[start]
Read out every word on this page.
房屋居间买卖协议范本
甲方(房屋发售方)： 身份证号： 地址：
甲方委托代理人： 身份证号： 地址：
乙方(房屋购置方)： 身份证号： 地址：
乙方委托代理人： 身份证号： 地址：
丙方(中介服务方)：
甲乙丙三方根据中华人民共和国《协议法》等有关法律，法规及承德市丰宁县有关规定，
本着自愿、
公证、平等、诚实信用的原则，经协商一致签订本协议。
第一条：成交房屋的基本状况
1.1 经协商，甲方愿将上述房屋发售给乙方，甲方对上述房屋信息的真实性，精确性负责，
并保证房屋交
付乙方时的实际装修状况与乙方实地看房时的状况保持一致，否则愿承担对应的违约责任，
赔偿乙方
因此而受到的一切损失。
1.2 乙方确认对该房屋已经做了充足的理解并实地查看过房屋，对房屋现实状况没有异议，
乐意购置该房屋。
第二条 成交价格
[end]
▶ WRITTEN EXERCISE:
Copy out every line of the data above, exactly as given.

▶ TASK SOLUTION:
Read out every word on this page.
房屋居间买卖协议范本
甲方(房屋发售方)： 身份证号： 地址：
甲方委托代理人： 身份证号： 地址：
乙方(房屋购置方)： 身份证号： 地址：
乙方委托代理人： 身份证号： 地址：
丙方(中介服务方)：
甲乙丙三方根据中华人民共和国《协议法》等有关法律，法规及承德市丰宁县有关规定，
本着自愿、
公证、平等、诚实信用的原则，经协商一致签订本协议。
第一条：成交房屋的基本状况
1.1 经协商，甲方愿将上述房屋发售给乙方，甲方对上述房屋信息的真实性，精确性负责，
并保证房屋交
付乙方时的实际装修状况与乙方实地看房时的状况保持一致，否则愿承担对应的违约责任，
赔偿乙方
因此而受到的一切损失。
1.2 乙方确认对该房屋已经做了充足的理解并实地查看过房屋，对房屋现实状况没有异议，
乐意购置该房屋。
第二条 成交价格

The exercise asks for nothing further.